[Stored data]
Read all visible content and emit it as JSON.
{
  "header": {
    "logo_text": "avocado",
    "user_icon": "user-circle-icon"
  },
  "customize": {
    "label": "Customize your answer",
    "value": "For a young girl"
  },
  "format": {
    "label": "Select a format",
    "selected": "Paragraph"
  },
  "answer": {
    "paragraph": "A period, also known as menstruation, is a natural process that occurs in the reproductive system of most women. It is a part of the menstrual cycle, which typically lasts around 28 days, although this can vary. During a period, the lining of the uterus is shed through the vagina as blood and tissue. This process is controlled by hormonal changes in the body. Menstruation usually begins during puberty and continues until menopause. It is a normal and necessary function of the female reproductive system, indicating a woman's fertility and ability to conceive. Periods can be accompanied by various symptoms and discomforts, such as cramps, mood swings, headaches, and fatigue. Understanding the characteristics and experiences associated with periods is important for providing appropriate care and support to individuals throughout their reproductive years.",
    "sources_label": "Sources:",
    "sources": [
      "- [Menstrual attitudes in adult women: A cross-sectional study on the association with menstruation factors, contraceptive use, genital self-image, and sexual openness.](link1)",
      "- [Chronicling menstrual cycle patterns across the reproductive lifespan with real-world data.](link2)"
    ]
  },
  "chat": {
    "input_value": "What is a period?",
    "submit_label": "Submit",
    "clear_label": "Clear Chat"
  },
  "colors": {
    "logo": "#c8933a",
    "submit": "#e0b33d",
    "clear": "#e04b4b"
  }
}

Task to complete: Look through the data and gather every line with the string "menstruation" in it.

Exercise output:
    "paragraph": "A period, also known as menstruation, is a natural process that occurs in the reproductive system of most women. It is a part of the menstrual cycle, which typically lasts around 28 days, although this can vary. During a period, the lining of the uterus is shed through the vagina as blood and tissue. This process is controlled by hormonal changes in the body. Menstruation usually begins during puberty and continues until menopause. It is a normal and necessary function of the female reproductive system, indicating a woman's fertility and ability to conceive. Periods can be accompanied by various symptoms and discomforts, such as cramps, mood swings, headaches, and fatigue. Understanding the characteristics and experiences associated with periods is important for providing appropriate care and support to individuals throughout their reproductive years.",
      "- [Menstrual attitudes in adult women: A cross-sectional study on the association with menstruation factors, contraceptive use, genital self-image, and sexual openness.](link1)",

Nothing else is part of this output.